--- START OF QUOTED TEXT ---

More specifically, the data driver 72 supplies the real data voltage Vdata to any one pixel 74 of two pixel 74, which are adjacent in a vertical and horizontal directions, and supplies the black gray level voltage /Vdata to the other pixel 74 for the first half frame period of one frame period.

Furthermore, the data driver 72 supplies the black gray level voltage /Vdata to pixels 74, which are supplied with the real data voltage Vdata for the first half frame period, and supplies the real data voltage Vdata to the pixels 74, which are supplied with the black gray level voltage /Vdata for the first half frame period, for the second half frame period of one frame period.

In the third embodiment of the present invention, the black gray level voltage /Vdata is a voltage, which is symmetric to the real data voltage Vdata on the basis of the reference voltage corresponding to a minimum gray level. Accordingly, a voltage difference between the black gray level voltage /Vdata and the reference voltage is the same as a voltage difference between the real data voltage Vdata and the reference voltage.

The scan driver 73 sequentially supplies the scan pulses to each of the scan lines S1 to Sn two times so as to be synchronized with a data voltage, which is supplied for the first half ½ frame period, and a data voltage, which is supplied for the second half ½ frame period.

Accordingly, an image is realized by the real data voltage Vdata for the first half frame period and the second half frame period of one frame period.

In this way, the third embodiment of the present invention alternately supplies data voltages, which have the same level and a different polarity, to each pixel 74 for one frame period similar to the first and second embodiments.

Furthermore, the third embodiment of the present invention realizes an image using the real data voltage Vdata for one frame period to realize an image having credibility compared to the first and second embodiments that realize an image using the real data voltage Vdata for only frame period of one frame period

The organic light emitting diode display device according to the first and third embodiments of the present invention periodically applies the black gray level voltage /Vdata, which is symmetric to the real data voltage Vdata on the basis of the reference voltage, to the gate electrode of the drive TFT included in each pixel, thereby making DC biases not to be applied to the gate electrode of the drive TFT continuously. The charges trapped in an interface between the gate electrode and an insulating layer and an interface between the insulating layer and a semiconductor layer are periodically de-trapped under the control of the gate voltage of the drive TFT to prevent an adverse effect for the electrical characteristic of the drive TFT caused by the charges trapped in the interface, which are a cause of residual images. To describe this in detail, the charges of the drive TFT satisfy the expression of Qgate+Qinsulator+Qsemiconductor=0, thus if A Qinsulator is minimized, the drain-source current Ids of the drive TFT related to Qsemiconductor is affected only by the gate voltage related to Qgate. Accordingly, the organic light emitting diode display device according to the embodiment of the present invention prevents the residual image by minimizing the effect of the charges accumulated in the insulating layer of the drive TFT. Further, the organic light emitting diode display device according to the embodiment of the present invention alternately applies opposite polarity voltages of the same size to the gate electrode of the drive TFT for one frame period, thus even though the charges are accumulated in the insulating layer, the charges are offset with the electric fields of the polarities opposite to each other for one frame period.

--- END OF QUOTED TEXT ---
--- START OF RECORDS ---

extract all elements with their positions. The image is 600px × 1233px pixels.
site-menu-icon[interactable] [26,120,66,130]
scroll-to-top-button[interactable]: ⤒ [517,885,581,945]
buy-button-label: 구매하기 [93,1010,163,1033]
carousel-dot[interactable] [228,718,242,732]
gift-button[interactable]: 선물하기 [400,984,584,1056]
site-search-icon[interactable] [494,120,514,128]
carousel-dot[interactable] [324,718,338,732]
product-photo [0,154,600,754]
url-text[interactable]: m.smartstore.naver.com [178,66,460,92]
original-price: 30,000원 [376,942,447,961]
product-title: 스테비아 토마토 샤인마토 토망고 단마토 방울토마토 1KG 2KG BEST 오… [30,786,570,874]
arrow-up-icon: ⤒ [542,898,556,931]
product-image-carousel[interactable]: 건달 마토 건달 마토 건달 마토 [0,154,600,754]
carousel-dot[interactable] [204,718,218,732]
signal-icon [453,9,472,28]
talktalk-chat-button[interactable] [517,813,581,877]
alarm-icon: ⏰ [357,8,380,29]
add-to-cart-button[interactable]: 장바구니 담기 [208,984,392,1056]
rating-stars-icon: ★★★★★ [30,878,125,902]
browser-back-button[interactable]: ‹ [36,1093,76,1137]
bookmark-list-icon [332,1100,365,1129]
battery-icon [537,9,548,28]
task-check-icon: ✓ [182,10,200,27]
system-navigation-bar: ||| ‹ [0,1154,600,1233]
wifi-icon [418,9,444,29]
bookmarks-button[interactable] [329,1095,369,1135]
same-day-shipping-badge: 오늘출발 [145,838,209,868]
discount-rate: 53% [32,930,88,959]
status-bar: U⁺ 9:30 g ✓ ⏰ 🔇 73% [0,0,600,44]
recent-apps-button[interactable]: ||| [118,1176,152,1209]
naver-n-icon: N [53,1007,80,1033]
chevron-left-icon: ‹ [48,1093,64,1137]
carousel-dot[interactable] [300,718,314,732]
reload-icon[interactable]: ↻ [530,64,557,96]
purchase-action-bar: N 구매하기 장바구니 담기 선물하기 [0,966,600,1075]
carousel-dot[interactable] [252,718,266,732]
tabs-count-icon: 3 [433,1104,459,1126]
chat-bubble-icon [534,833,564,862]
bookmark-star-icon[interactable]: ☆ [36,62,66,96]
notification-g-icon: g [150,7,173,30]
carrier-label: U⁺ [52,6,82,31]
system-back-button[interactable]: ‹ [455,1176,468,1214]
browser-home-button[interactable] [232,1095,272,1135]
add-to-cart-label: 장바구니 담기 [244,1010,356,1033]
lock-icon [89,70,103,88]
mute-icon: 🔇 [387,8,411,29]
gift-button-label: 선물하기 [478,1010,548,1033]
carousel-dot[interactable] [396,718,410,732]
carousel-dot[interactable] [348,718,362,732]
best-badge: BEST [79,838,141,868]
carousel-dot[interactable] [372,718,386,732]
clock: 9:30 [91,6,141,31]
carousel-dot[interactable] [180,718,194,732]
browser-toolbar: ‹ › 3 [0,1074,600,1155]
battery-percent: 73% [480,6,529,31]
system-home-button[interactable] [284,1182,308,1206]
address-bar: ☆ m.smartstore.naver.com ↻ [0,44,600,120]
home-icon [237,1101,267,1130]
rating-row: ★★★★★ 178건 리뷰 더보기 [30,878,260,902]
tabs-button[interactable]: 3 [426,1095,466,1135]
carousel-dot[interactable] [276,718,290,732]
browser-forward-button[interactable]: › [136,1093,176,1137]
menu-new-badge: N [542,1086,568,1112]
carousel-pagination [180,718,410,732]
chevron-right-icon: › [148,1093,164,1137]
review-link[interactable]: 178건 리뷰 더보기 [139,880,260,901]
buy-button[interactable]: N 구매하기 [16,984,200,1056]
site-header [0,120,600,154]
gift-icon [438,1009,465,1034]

--- END OF RECORDS ---

- **DIRECTIVES**:
1. Answer these questions about the display passage:
(a) How many times does the scan driver supply scan pulses to each scan line?
(b) In the third embodiment, the black gray level voltage is symmetric to the real data voltage on the basis of which voltage?
(c) What expression do the charges of the drive TFT satisfy?
2. Write out again everything in the entries from the first line down to the line containing "carousel-dot[interactable] [204,718,218,732]", with both ends included.
The display passage and the entries have no connection to each other.

- **EXERCISE SOLUTIONS**:
1.
(a) Two times.
(b) The reference voltage corresponding to a minimum gray level.
(c) Qgate+Qinsulator+Qsemiconductor=0.

2.
extract all elements with their positions. The image is 600px × 1233px pixels.
site-menu-icon[interactable] [26,120,66,130]
scroll-to-top-button[interactable]: ⤒ [517,885,581,945]
buy-button-label: 구매하기 [93,1010,163,1033]
carousel-dot[interactable] [228,718,242,732]
gift-button[interactable]: 선물하기 [400,984,584,1056]
site-search-icon[interactable] [494,120,514,128]
carousel-dot[interactable] [324,718,338,732]
product-photo [0,154,600,754]
url-text[interactable]: m.smartstore.naver.com [178,66,460,92]
original-price: 30,000원 [376,942,447,961]
product-title: 스테비아 토마토 샤인마토 토망고 단마토 방울토마토 1KG 2KG BEST 오… [30,786,570,874]
arrow-up-icon: ⤒ [542,898,556,931]
product-image-carousel[interactable]: 건달 마토 건달 마토 건달 마토 [0,154,600,754]
carousel-dot[interactable] [204,718,218,732]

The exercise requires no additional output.